**Compiti da svolgere**
1. Riassumi in due frasi il testo sulla strage di Vigorso del 21 ottobre 1944.
2. Per favore, prosegui il testo sulla strage di Vigorso partendo dopo la sua ultima frase.

**Testo estratto**
Vigorso 21 ottobre 1944 - Storia oltre che memoria

La memoria di ciò che è accaduto nelle comunità nell’arco degli anni è un collante fondamentale per definire i caratteri fondanti di un insieme di cittadini. Però, da sola, non costituisce un fondamento, se non supportata da elementi oggettivi e scientifici. Ci spieghiamo meglio: a volte la memoria può essere conflittuale, specie per quanto riguarda la nostra storia del Novecento e della seconda guerra mondiale, dove si consumò tra le altre cose una guerra civile (1943-1945). Ma cercando un aiuto nella storia le cose si “rimettono a posto”.

La Storia è una disciplina che richiede studio e applicazione, non si improvvisa, cosi come la scienza medica, la fisica, la botanica… Questa precisazione è fondamentale, anche se non sarebbe  in teoria necessaria, ma in un’epoca in cui tutti sono storici, medici, scienziati… ci è sembrato utile sottolinearlo. A Fiesso di Castenaso e a Vigorso di Budrio, il 21 ottobre del 1944, i nazifascisti compiono una strage di partigiani e civili (15 vittime) e il giorno dopo, il 22, giustiziano a Medicina, comune poco lontano, 8 presunti partigiani che hanno catturato durante l’operazione del giorno prima.

**Record estratti**
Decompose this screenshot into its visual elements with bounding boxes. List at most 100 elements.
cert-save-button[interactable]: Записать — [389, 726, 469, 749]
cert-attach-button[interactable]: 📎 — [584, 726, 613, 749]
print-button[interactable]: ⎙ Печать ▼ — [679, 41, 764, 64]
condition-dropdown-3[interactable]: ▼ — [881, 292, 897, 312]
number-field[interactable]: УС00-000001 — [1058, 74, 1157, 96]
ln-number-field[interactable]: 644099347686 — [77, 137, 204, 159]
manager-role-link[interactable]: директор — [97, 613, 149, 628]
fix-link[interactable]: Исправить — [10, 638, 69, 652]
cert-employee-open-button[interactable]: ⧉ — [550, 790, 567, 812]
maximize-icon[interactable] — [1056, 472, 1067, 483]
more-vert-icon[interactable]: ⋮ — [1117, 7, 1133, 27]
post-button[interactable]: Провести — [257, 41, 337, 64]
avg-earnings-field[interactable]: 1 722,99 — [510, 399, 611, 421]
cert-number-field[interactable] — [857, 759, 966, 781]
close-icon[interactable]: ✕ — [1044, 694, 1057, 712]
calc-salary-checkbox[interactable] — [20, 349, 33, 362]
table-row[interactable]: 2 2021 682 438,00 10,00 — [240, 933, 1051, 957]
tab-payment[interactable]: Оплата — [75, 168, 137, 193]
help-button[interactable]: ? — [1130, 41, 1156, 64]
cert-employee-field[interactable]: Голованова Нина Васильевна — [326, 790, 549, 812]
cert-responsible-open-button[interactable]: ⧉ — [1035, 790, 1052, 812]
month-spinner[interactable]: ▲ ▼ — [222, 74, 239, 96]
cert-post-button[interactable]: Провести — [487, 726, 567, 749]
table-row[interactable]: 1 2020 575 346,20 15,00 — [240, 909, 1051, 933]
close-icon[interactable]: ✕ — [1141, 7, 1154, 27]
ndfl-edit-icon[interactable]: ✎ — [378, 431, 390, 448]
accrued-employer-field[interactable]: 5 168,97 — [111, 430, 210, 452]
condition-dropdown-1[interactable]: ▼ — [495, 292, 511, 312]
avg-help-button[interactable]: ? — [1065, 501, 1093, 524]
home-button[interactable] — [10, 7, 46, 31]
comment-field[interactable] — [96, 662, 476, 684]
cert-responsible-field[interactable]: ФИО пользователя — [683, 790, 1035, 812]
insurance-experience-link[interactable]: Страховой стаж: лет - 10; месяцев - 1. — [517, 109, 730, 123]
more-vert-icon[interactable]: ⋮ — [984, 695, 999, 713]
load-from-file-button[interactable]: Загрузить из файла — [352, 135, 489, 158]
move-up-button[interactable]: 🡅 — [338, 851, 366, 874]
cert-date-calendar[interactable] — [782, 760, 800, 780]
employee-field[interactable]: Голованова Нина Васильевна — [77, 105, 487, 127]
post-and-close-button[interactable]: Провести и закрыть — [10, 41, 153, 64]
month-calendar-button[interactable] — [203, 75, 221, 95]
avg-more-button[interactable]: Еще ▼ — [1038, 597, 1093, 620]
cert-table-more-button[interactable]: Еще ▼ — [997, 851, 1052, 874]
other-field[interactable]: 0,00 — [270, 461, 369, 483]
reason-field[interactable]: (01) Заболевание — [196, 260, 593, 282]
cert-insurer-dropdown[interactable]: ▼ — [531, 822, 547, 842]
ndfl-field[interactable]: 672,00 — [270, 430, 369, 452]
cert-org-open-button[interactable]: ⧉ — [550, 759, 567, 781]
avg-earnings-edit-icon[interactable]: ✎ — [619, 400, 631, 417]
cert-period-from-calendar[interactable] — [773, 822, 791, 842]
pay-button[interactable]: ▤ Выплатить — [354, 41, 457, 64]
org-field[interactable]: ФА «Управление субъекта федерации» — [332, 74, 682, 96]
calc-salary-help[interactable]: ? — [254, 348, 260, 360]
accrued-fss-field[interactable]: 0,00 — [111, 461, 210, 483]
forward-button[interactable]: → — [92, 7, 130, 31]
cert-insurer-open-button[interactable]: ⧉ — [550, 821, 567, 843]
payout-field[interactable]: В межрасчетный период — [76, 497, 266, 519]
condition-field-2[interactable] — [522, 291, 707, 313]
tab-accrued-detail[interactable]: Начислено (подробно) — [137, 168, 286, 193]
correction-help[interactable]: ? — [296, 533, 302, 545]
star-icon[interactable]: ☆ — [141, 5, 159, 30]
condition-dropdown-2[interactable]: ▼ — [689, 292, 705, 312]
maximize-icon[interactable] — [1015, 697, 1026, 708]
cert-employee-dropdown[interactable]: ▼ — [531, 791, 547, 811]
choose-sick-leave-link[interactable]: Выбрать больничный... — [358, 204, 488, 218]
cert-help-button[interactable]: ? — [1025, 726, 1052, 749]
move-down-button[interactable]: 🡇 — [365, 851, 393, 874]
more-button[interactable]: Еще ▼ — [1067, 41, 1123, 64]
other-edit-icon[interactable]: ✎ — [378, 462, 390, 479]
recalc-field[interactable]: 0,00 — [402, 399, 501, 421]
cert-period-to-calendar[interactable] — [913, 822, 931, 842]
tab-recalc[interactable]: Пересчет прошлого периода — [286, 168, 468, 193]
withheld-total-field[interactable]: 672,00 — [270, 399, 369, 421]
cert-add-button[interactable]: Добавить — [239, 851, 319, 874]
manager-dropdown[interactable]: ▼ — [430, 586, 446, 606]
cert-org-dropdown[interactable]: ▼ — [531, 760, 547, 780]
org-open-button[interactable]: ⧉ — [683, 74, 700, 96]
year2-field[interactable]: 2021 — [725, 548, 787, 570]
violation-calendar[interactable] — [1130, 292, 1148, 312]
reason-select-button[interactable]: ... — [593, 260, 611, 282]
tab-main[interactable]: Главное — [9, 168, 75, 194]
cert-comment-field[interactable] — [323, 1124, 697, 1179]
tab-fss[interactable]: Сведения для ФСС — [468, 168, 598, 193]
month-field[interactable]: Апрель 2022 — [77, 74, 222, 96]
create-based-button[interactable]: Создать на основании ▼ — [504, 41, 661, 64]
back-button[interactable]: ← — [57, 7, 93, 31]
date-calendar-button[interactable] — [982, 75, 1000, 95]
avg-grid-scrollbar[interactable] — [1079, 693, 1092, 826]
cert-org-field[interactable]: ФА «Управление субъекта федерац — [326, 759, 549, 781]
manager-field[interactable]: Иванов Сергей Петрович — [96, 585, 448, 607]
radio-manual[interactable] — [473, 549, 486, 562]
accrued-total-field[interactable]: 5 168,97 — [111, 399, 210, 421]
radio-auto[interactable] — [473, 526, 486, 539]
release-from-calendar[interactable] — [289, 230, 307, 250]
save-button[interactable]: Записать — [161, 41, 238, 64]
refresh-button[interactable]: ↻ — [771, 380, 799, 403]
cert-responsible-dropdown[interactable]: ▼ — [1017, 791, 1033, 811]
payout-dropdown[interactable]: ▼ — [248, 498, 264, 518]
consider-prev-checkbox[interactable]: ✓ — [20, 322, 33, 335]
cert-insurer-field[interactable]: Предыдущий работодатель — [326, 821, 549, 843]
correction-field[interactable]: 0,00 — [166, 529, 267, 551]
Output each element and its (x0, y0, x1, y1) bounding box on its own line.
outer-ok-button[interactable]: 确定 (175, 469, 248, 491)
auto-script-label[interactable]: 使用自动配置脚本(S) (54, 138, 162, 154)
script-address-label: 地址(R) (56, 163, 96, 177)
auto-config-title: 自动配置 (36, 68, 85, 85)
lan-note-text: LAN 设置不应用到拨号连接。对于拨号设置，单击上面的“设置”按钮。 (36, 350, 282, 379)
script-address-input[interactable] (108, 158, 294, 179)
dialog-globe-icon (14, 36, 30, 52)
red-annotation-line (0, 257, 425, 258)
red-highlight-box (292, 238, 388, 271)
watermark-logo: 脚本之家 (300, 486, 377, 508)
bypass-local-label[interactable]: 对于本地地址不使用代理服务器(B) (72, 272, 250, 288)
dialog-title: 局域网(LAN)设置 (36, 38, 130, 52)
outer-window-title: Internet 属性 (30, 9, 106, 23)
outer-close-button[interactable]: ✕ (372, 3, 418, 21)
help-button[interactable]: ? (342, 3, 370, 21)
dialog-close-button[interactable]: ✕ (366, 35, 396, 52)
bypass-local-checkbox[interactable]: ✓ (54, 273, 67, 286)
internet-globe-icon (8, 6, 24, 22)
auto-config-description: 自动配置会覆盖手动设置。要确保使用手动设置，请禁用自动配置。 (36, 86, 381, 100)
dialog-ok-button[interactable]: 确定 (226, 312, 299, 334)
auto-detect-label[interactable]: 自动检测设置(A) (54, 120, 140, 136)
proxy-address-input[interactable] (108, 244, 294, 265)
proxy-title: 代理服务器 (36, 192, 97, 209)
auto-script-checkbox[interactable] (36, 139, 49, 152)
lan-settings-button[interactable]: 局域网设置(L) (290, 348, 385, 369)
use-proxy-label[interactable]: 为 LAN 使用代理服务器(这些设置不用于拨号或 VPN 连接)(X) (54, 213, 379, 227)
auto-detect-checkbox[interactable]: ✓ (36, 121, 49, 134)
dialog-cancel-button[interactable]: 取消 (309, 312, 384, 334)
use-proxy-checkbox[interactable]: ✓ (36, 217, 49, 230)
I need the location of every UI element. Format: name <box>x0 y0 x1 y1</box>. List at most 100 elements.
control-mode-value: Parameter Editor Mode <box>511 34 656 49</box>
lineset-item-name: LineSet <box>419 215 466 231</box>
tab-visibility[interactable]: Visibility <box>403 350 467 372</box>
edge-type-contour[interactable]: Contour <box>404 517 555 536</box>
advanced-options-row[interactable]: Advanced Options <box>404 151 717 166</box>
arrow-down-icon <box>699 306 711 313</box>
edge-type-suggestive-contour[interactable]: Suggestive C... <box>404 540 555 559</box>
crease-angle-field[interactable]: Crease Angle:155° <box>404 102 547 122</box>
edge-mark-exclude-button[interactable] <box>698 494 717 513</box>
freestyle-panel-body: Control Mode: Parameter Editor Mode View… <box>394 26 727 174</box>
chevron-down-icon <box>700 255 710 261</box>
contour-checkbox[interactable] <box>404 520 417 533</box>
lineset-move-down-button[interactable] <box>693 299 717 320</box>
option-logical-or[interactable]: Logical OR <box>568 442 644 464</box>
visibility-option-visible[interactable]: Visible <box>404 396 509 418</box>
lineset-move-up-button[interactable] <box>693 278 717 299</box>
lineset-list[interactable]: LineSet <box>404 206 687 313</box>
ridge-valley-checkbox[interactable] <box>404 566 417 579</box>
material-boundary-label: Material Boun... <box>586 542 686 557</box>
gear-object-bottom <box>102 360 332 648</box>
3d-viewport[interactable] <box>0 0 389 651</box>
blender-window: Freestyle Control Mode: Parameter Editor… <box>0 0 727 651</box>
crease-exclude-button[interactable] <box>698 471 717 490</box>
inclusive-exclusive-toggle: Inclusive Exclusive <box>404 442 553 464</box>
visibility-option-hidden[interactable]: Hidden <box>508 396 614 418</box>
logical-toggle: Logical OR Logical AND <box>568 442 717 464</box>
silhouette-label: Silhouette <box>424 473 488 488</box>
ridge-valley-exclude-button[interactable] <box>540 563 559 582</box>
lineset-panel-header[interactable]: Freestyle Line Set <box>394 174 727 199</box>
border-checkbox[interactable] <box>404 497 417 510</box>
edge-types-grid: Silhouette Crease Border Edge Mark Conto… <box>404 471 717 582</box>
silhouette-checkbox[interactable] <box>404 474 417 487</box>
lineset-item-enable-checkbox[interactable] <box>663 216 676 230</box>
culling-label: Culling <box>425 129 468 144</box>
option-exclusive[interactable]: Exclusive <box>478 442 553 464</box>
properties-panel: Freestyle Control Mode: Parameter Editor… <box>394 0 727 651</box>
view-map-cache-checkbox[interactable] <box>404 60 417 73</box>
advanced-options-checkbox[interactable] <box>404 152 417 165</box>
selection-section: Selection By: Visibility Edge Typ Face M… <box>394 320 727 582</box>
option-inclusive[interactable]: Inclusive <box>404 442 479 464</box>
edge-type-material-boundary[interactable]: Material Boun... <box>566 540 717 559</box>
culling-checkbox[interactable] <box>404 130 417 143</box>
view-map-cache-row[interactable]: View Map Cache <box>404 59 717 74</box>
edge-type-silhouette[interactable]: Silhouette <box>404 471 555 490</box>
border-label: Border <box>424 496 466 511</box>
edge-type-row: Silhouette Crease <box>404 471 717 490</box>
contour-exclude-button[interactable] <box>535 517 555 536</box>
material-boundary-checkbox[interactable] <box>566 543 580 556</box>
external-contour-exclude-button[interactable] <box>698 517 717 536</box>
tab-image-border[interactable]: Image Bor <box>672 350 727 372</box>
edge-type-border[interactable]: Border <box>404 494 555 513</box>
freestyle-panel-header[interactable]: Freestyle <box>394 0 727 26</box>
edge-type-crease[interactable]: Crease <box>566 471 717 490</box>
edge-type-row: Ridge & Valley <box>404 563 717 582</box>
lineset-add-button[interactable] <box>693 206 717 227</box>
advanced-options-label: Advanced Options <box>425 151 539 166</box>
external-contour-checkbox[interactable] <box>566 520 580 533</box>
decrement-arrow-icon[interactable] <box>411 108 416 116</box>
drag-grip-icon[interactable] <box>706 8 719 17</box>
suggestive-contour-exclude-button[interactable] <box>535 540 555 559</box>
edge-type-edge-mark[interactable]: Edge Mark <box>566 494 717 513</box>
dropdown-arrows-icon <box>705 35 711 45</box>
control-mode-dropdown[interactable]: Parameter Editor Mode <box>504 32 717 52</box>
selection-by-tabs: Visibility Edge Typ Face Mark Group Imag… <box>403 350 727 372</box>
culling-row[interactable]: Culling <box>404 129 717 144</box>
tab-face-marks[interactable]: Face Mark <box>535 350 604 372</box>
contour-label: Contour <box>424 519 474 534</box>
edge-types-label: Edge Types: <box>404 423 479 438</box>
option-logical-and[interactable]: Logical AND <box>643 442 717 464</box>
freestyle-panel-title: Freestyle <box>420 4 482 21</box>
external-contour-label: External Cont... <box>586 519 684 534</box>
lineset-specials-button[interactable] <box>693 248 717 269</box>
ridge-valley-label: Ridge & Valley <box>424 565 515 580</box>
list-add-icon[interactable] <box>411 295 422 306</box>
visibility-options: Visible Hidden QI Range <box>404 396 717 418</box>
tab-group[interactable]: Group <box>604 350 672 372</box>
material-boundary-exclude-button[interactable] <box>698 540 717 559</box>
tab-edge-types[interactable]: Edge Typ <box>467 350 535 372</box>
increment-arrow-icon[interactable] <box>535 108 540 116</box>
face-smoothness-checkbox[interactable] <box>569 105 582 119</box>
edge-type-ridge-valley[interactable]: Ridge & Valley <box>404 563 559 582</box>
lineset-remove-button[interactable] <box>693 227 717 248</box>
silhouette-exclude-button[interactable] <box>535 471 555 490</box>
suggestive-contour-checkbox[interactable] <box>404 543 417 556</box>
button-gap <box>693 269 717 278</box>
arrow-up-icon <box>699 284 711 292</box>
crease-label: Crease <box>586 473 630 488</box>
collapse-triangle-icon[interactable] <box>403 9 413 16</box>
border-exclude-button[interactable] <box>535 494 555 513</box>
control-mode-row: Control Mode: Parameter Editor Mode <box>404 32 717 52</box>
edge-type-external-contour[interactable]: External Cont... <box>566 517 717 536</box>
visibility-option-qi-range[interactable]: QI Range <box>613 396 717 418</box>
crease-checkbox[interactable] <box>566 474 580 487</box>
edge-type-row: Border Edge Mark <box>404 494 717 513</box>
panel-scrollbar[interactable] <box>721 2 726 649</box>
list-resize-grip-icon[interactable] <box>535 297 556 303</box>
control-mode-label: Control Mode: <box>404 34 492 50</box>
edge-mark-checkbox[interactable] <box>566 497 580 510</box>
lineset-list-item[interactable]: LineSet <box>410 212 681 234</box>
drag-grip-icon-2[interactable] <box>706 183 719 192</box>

**Risposte ai compiti**
1. La memoria delle comunità è un collante fondamentale, ma da sola non basta se non è supportata da elementi oggettivi e scientifici, perché può essere conflittuale, specie riguardo al Novecento e alla guerra civile del 1943-1945, mentre la Storia è una disciplina che richiede studio e applicazione. Il 21 ottobre 1944 a Fiesso di Castenaso e a Vigorso di Budrio i nazifascisti compiono una strage di partigiani e civili con 15 vittime, e il giorno dopo a Medicina giustiziano 8 presunti partigiani catturati durante l'operazione del giorno prima.

2.
A Vigorso e Fiesso si è consumata una tragedia in cui le vittime sono da un lato combattenti volontari, partigiani uccisi durante uno scontro con l’esercito nazifascista ma anche civili, contadini passati per le armi per avere nascosto i partigiani. Tecnicamente, si potrebbero definire due operazioni distinte, un rastrellamento e una rappresaglia.

In realtà, e questa è un aspetto fondamentale, si tratta di un’unica azione che ha come obiettivo l’annientamento delle donne, degli uomini , dei bambini, indipendentemente dal ruolo che essi ricoprono. Questo, a settantasette anni dall’operazione, è il dato storico fondamentale: nella logica della “guerra totale” che le ideologie fascista e nazista hanno prodotto, non vi è differenza tra partigiani, massaie, vecchi, bambini, uomini abili o inabili al lavoro.

Violenze e deportazioni indiscriminate contro comunità territoriali e intere “razze”: atrocità che facevano parte dell’ideologia stessa di chi guidava le azioni dell’esercito tedesco e di chi, in quegli anni, lo ha sostenuto politicamente e militarmente, in mezza Europa e soprattutto in Italia dove il regime di Mussolini fu fino alla fine alleato della Germania nazista.

E’ la stessa logica che accomuna e caratterizza le stragi di civili di questo autunno-inverno del 1944, il più buio periodo della seconda guerra mondiale lungo la linea gotica e che oltre agli episodi di Vigorso e Fiesso – per cui i comuni di Budrio e Castenaso riceveranno nel 2006 la medaglia d’oro al valore civile dal Presidente della Repubblica – vede la strage di Monte Sole, la più efferata dell’Europa occidentale, con oltre 700 civili uccisi, e altri episodi terribili in Emilia-Romagna e non solo.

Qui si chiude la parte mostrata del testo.